SHORT EXERCISE: A faithful transcription of all the data is required.

DATA LINES:
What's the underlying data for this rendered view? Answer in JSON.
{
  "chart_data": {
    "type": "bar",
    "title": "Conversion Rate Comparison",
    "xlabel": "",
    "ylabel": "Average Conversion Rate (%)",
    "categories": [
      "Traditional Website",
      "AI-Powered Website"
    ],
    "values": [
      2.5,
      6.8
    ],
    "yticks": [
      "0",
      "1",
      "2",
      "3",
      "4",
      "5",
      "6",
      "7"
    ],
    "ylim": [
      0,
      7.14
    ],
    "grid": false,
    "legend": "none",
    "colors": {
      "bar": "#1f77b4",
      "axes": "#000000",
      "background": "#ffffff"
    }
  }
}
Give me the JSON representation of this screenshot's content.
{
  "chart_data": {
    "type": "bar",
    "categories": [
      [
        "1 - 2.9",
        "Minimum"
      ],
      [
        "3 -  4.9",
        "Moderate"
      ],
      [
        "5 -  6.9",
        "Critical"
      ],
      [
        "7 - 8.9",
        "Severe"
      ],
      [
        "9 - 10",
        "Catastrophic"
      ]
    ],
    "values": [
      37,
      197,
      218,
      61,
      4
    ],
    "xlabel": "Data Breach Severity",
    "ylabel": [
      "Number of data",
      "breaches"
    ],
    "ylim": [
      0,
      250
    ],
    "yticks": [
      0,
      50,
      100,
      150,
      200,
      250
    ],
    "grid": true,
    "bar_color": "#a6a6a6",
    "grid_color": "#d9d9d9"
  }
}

RESPONSE TO THE TASK:
What's the underlying data for this rendered view? Answer in JSON.
{
  "chart_data": {
    "type": "bar",
    "title": "Conversion Rate Comparison",
    "xlabel": "",
    "ylabel": "Average Conversion Rate (%)",
    "categories": [
      "Traditional Website",
      "AI-Powered Website"
    ],
    "values": [
      2.5,
      6.8
    ],
    "yticks": [
      "0",
      "1",
      "2",
      "3",
      "4",
      "5",
      "6",
      "7"
    ],
    "ylim": [
      0,
      7.14
    ],
    "grid": false,
    "legend": "none",
    "colors": {
      "bar": "#1f77b4",
      "axes": "#000000",
      "background": "#ffffff"
    }
  }
}
Give me the JSON representation of this screenshot's content.
{
  "chart_data": {
    "type": "bar",
    "categories": [
      [
        "1 - 2.9",
        "Minimum"
      ],
      [
        "3 -  4.9",
        "Moderate"
      ],
      [
        "5 -  6.9",
        "Critical"
      ],
      [
        "7 - 8.9",
        "Severe"
      ],
      [
        "9 - 10",
        "Catastrophic"
      ]
    ],
    "values": [
      37,
      197,
      218,
      61,
      4
    ],
    "xlabel": "Data Breach Severity",
    "ylabel": [
      "Number of data",
      "breaches"
    ],
    "ylim": [
      0,
      250
    ],
    "yticks": [
      0,
      50,
      100,
      150,
      200,
      250
    ],
    "grid": true,
    "bar_color": "#a6a6a6",
    "grid_color": "#d9d9d9"
  }
}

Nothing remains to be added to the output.